Some records:
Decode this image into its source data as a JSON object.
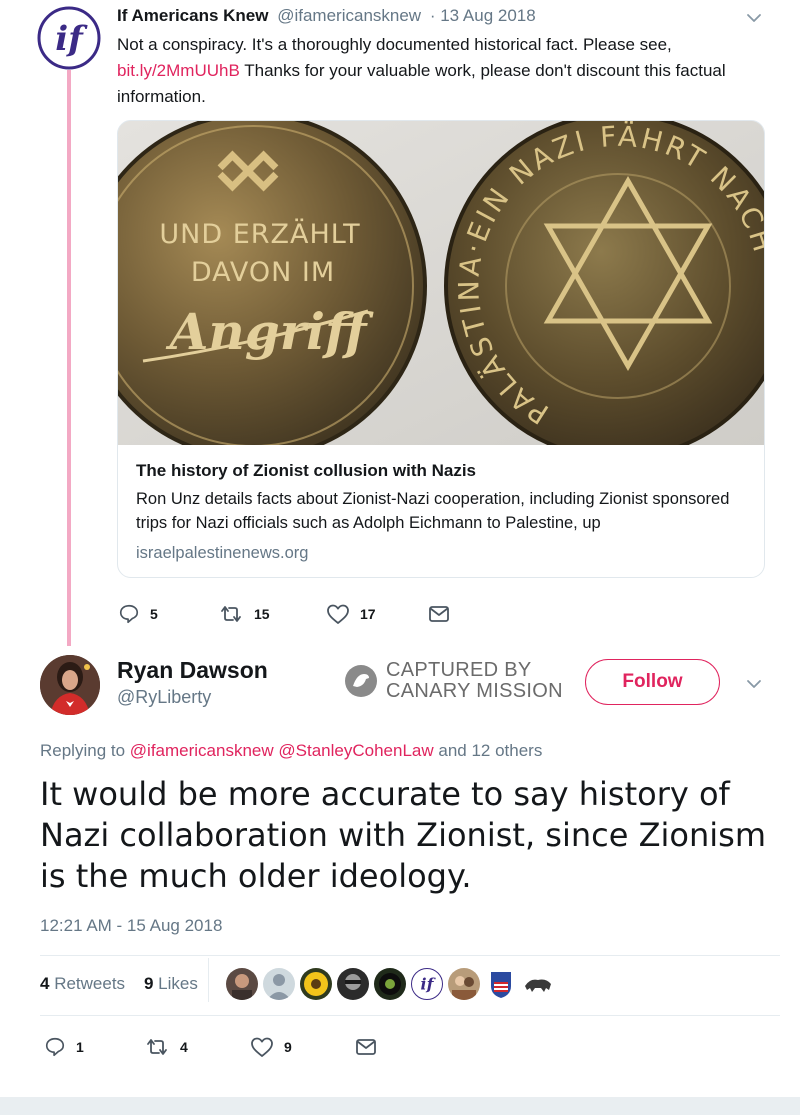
{
  "parent_tweet": {
    "author_name": "If Americans Knew",
    "handle": "@ifamericansknew",
    "date": "· 13 Aug 2018",
    "avatar_text": "if",
    "text_before_link": "Not a conspiracy. It's a thoroughly documented historical fact. Please see, ",
    "link": "bit.ly/2MmUUhB",
    "text_after_link": " Thanks for your valuable work, please don't discount this factual information.",
    "card": {
      "coin_left_line1": "UND ERZÄHLT",
      "coin_left_line2": "DAVON IM",
      "coin_left_script": "Angriff",
      "coin_right_text": "PALÄSTINA·EIN NAZI FÄHRT NACH",
      "title": "The history of Zionist collusion with Nazis",
      "description": "Ron Unz details facts about Zionist-Nazi cooperation, including Zionist sponsored trips for Nazi officials such as Adolph Eichmann to Palestine, up",
      "domain": "israelpalestinenews.org"
    },
    "actions": {
      "replies": "5",
      "retweets": "15",
      "likes": "17"
    }
  },
  "reply_tweet": {
    "author_name": "Ryan Dawson",
    "handle": "@RyLiberty",
    "watermark_line1": "CAPTURED BY",
    "watermark_line2": "CANARY MISSION",
    "follow_label": "Follow",
    "replying_prefix": "Replying to ",
    "replying_user1": "@ifamericansknew",
    "replying_user2": "@StanleyCohenLaw",
    "replying_suffix": " and 12 others",
    "text": "It would be more accurate to say history of Nazi collaboration with Zionist, since Zionism is the much older ideology.",
    "timestamp": "12:21 AM - 15 Aug 2018",
    "retweet_count": "4",
    "retweets_label": " Retweets",
    "like_count": "9",
    "likes_label": " Likes",
    "actions": {
      "replies": "1",
      "retweets": "4",
      "likes": "9"
    }
  },
  "colors": {
    "accent": "#e0245e",
    "thread_line": "#f3a9c4",
    "muted": "#657786",
    "if_logo": "#3b2a86"
  }
}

:: THE REQUEST ::
Lines containing the string "ifamericansknew" are to be selected and copied.

:: WORKED ANSWER ::
    "handle": "@ifamericansknew",
    "replying_user1": "@ifamericansknew",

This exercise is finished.